■ DIRECTIONS FOR THIS TASK ■
Omit every picture and output the rest of the records exactly as they are.

[Dataset excerpt]
══════════════════════════════

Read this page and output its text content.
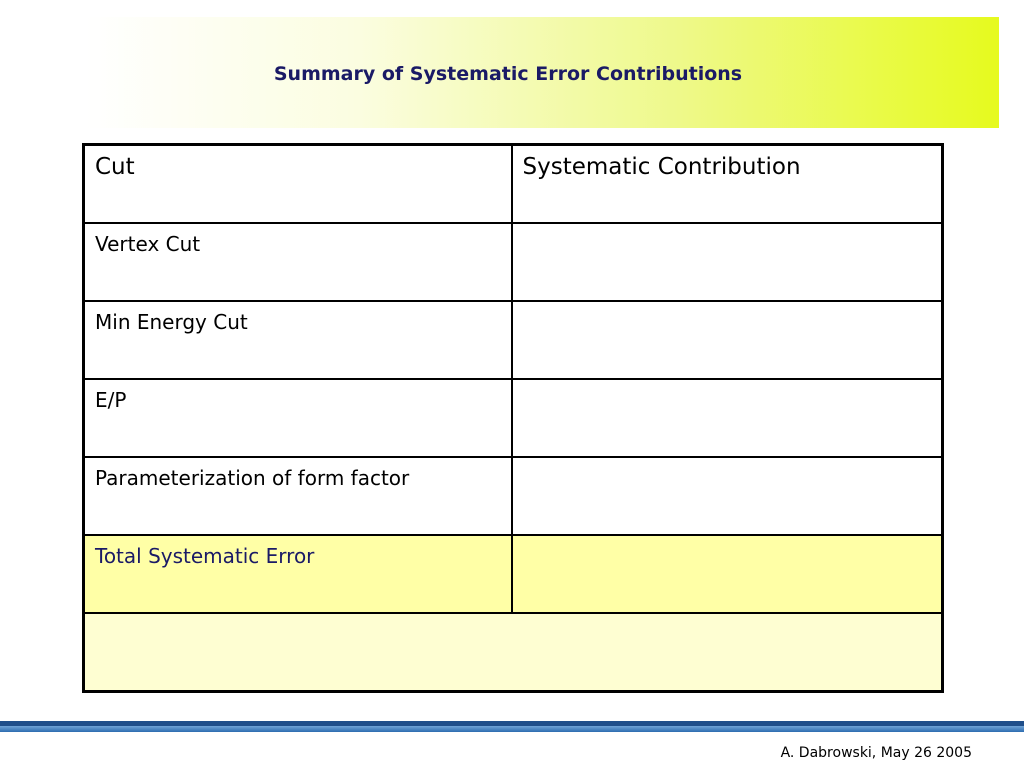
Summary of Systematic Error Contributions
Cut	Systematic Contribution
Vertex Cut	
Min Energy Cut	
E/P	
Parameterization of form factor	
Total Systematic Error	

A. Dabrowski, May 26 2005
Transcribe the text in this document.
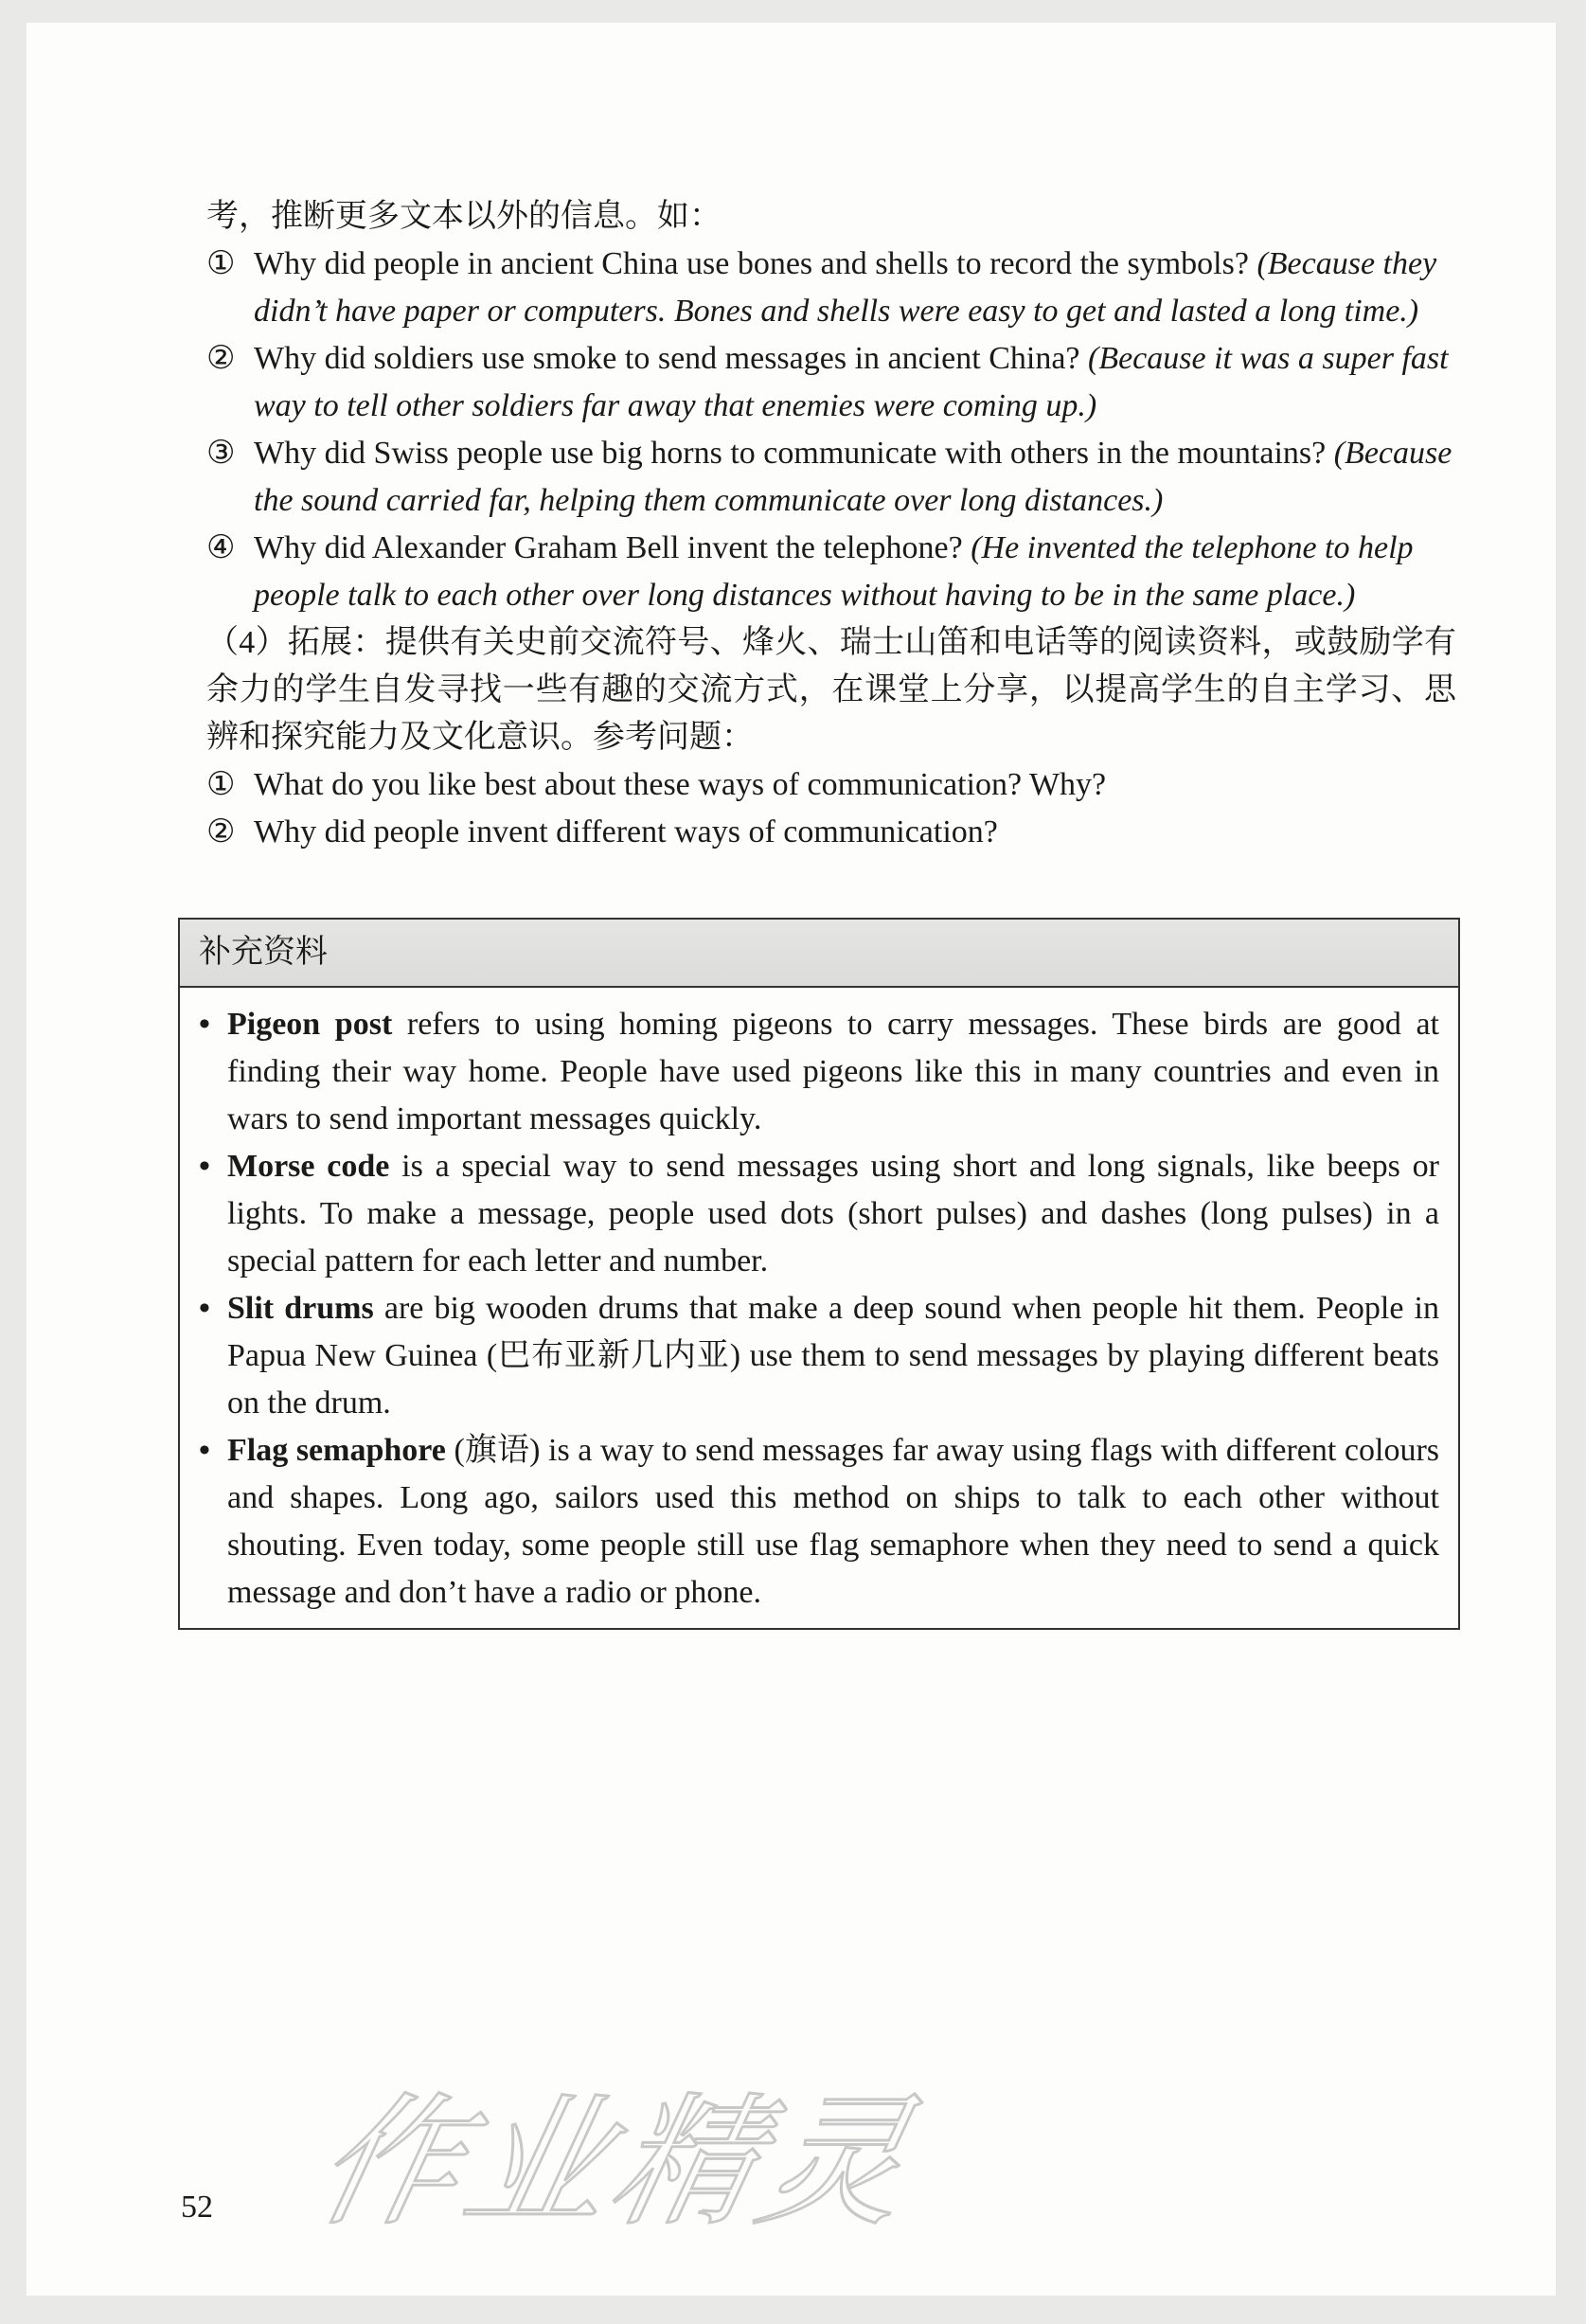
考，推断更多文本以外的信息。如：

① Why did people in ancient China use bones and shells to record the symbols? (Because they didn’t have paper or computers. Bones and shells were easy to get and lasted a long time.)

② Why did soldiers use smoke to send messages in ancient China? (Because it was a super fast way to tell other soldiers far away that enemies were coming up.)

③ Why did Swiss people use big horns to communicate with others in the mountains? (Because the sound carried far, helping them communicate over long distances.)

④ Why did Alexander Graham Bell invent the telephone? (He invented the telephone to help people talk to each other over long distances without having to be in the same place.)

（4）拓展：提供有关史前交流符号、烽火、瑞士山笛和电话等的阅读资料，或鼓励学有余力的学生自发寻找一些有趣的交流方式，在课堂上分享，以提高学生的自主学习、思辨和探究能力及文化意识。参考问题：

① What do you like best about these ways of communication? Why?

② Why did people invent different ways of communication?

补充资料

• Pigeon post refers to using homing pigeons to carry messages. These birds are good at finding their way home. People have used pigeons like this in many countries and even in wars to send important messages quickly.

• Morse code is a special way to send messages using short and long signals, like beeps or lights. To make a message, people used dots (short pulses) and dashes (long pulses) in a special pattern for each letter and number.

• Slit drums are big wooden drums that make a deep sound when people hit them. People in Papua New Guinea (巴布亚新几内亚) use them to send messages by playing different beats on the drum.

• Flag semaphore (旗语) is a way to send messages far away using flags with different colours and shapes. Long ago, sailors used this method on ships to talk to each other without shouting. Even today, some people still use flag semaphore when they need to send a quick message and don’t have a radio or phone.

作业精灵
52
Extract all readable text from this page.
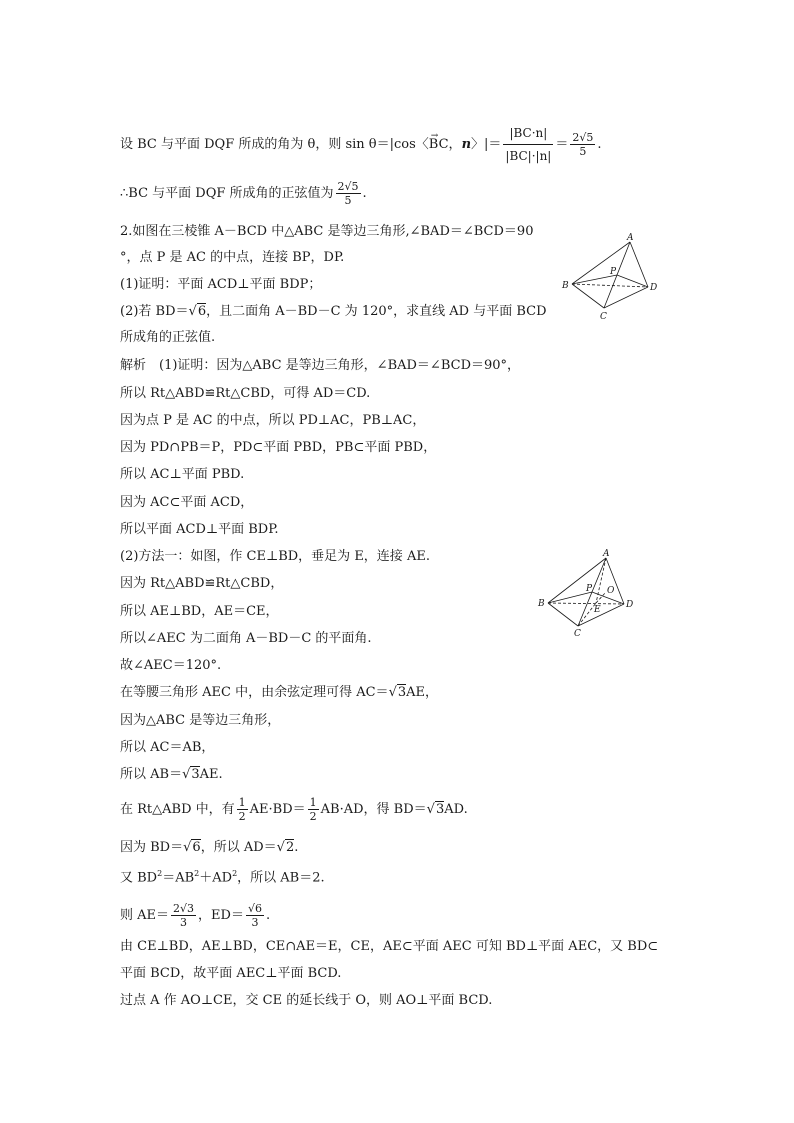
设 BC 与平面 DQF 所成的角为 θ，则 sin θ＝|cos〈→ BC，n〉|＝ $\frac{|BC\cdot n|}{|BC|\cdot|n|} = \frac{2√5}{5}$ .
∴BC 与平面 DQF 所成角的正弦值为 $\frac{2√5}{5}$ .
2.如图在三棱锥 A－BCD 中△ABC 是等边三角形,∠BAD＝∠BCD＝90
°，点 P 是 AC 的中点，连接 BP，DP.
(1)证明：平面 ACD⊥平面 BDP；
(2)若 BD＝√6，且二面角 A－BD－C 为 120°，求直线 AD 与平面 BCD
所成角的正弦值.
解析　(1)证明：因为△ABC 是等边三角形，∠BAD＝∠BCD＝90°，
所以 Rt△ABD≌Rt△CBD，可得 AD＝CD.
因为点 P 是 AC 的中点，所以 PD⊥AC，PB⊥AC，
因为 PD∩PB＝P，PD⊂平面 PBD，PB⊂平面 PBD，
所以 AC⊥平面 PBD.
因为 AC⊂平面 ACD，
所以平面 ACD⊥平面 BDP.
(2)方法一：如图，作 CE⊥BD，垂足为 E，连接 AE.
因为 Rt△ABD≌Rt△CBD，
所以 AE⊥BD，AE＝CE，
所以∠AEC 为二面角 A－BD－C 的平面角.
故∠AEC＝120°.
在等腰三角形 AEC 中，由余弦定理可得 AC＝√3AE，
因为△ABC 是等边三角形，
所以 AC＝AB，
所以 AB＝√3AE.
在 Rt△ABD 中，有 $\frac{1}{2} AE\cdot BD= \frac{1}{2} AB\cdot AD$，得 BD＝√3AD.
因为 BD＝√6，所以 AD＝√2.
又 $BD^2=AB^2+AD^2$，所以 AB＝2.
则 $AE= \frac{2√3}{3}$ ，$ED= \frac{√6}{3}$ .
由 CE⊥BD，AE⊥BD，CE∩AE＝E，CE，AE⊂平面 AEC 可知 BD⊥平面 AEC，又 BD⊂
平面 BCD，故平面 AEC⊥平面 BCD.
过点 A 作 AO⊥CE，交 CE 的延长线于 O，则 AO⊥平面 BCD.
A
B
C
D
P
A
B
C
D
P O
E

══════════════════════════════

■ RESPONSE FOR THIS EXERCISE ■
Read this page and output its text content.
Summary of Systematic Error Contributions
Cut	Systematic Contribution
Vertex Cut	
Min Energy Cut	
E/P	
Parameterization of form factor	
Total Systematic Error	

A. Dabrowski, May 26 2005
Transcribe the text in this document.
考，推断更多文本以外的信息。如：

① Why did people in ancient China use bones and shells to record the symbols? (Because they didn’t have paper or computers. Bones and shells were easy to get and lasted a long time.)

② Why did soldiers use smoke to send messages in ancient China? (Because it was a super fast way to tell other soldiers far away that enemies were coming up.)

③ Why did Swiss people use big horns to communicate with others in the mountains? (Because the sound carried far, helping them communicate over long distances.)

④ Why did Alexander Graham Bell invent the telephone? (He invented the telephone to help people talk to each other over long distances without having to be in the same place.)

（4）拓展：提供有关史前交流符号、烽火、瑞士山笛和电话等的阅读资料，或鼓励学有余力的学生自发寻找一些有趣的交流方式，在课堂上分享，以提高学生的自主学习、思辨和探究能力及文化意识。参考问题：

① What do you like best about these ways of communication? Why?

② Why did people invent different ways of communication?

补充资料

• Pigeon post refers to using homing pigeons to carry messages. These birds are good at finding their way home. People have used pigeons like this in many countries and even in wars to send important messages quickly.

• Morse code is a special way to send messages using short and long signals, like beeps or lights. To make a message, people used dots (short pulses) and dashes (long pulses) in a special pattern for each letter and number.

• Slit drums are big wooden drums that make a deep sound when people hit them. People in Papua New Guinea (巴布亚新几内亚) use them to send messages by playing different beats on the drum.

• Flag semaphore (旗语) is a way to send messages far away using flags with different colours and shapes. Long ago, sailors used this method on ships to talk to each other without shouting. Even today, some people still use flag semaphore when they need to send a quick message and don’t have a radio or phone.

作业精灵
52
Extract all readable text from this page.
设 BC 与平面 DQF 所成的角为 θ，则 sin θ＝|cos〈→ BC，n〉|＝ $\frac{|BC\cdot n|}{|BC|\cdot|n|} = \frac{2√5}{5}$ .
∴BC 与平面 DQF 所成角的正弦值为 $\frac{2√5}{5}$ .
2.如图在三棱锥 A－BCD 中△ABC 是等边三角形,∠BAD＝∠BCD＝90
°，点 P 是 AC 的中点，连接 BP，DP.
(1)证明：平面 ACD⊥平面 BDP；
(2)若 BD＝√6，且二面角 A－BD－C 为 120°，求直线 AD 与平面 BCD
所成角的正弦值.
解析　(1)证明：因为△ABC 是等边三角形，∠BAD＝∠BCD＝90°，
所以 Rt△ABD≌Rt△CBD，可得 AD＝CD.
因为点 P 是 AC 的中点，所以 PD⊥AC，PB⊥AC，
因为 PD∩PB＝P，PD⊂平面 PBD，PB⊂平面 PBD，
所以 AC⊥平面 PBD.
因为 AC⊂平面 ACD，
所以平面 ACD⊥平面 BDP.
(2)方法一：如图，作 CE⊥BD，垂足为 E，连接 AE.
因为 Rt△ABD≌Rt△CBD，
所以 AE⊥BD，AE＝CE，
所以∠AEC 为二面角 A－BD－C 的平面角.
故∠AEC＝120°.
在等腰三角形 AEC 中，由余弦定理可得 AC＝√3AE，
因为△ABC 是等边三角形，
所以 AC＝AB，
所以 AB＝√3AE.
在 Rt△ABD 中，有 $\frac{1}{2} AE\cdot BD= \frac{1}{2} AB\cdot AD$，得 BD＝√3AD.
因为 BD＝√6，所以 AD＝√2.
又 $BD^2=AB^2+AD^2$，所以 AB＝2.
则 $AE= \frac{2√3}{3}$ ，$ED= \frac{√6}{3}$ .
由 CE⊥BD，AE⊥BD，CE∩AE＝E，CE，AE⊂平面 AEC 可知 BD⊥平面 AEC，又 BD⊂
平面 BCD，故平面 AEC⊥平面 BCD.
过点 A 作 AO⊥CE，交 CE 的延长线于 O，则 AO⊥平面 BCD.
A
B
C
D
P
A
B
C
D
P O
E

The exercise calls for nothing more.